WHAT NEEDS TO BE DONE ▸
Reproduce every entry exactly.

Dataset entries on figures ▸
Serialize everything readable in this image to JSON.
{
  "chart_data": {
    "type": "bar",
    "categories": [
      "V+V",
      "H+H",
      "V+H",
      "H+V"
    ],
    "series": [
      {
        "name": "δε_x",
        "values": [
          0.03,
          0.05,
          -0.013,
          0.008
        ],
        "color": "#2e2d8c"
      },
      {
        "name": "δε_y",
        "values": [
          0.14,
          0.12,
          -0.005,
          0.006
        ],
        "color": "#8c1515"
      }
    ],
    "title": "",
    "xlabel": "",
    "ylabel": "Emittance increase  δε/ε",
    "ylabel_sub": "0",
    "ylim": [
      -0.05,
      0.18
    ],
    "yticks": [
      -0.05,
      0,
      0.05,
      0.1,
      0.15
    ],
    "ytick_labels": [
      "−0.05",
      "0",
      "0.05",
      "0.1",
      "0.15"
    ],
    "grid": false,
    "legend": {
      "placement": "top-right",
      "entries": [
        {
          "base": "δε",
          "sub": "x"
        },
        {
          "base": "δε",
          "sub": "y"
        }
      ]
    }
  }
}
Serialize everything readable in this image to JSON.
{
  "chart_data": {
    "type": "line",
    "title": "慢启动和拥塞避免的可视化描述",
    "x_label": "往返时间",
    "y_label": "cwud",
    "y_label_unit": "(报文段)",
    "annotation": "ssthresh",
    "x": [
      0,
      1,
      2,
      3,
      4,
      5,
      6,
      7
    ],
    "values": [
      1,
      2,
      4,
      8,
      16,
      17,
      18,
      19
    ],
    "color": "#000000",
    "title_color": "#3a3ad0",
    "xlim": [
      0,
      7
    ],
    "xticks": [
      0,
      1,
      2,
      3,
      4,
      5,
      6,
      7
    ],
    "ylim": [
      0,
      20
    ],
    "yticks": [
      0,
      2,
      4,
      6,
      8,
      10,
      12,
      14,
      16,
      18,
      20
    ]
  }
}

COMPLETED EXERCISE ▸
Serialize everything readable in this image to JSON.
{
  "chart_data": {
    "type": "bar",
    "categories": [
      "V+V",
      "H+H",
      "V+H",
      "H+V"
    ],
    "series": [
      {
        "name": "δε_x",
        "values": [
          0.03,
          0.05,
          -0.013,
          0.008
        ],
        "color": "#2e2d8c"
      },
      {
        "name": "δε_y",
        "values": [
          0.14,
          0.12,
          -0.005,
          0.006
        ],
        "color": "#8c1515"
      }
    ],
    "title": "",
    "xlabel": "",
    "ylabel": "Emittance increase  δε/ε",
    "ylabel_sub": "0",
    "ylim": [
      -0.05,
      0.18
    ],
    "yticks": [
      -0.05,
      0,
      0.05,
      0.1,
      0.15
    ],
    "ytick_labels": [
      "−0.05",
      "0",
      "0.05",
      "0.1",
      "0.15"
    ],
    "grid": false,
    "legend": {
      "placement": "top-right",
      "entries": [
        {
          "base": "δε",
          "sub": "x"
        },
        {
          "base": "δε",
          "sub": "y"
        }
      ]
    }
  }
}
Serialize everything readable in this image to JSON.
{
  "chart_data": {
    "type": "line",
    "title": "慢启动和拥塞避免的可视化描述",
    "x_label": "往返时间",
    "y_label": "cwud",
    "y_label_unit": "(报文段)",
    "annotation": "ssthresh",
    "x": [
      0,
      1,
      2,
      3,
      4,
      5,
      6,
      7
    ],
    "values": [
      1,
      2,
      4,
      8,
      16,
      17,
      18,
      19
    ],
    "color": "#000000",
    "title_color": "#3a3ad0",
    "xlim": [
      0,
      7
    ],
    "xticks": [
      0,
      1,
      2,
      3,
      4,
      5,
      6,
      7
    ],
    "ylim": [
      0,
      20
    ],
    "yticks": [
      0,
      2,
      4,
      6,
      8,
      10,
      12,
      14,
      16,
      18,
      20
    ]
  }
}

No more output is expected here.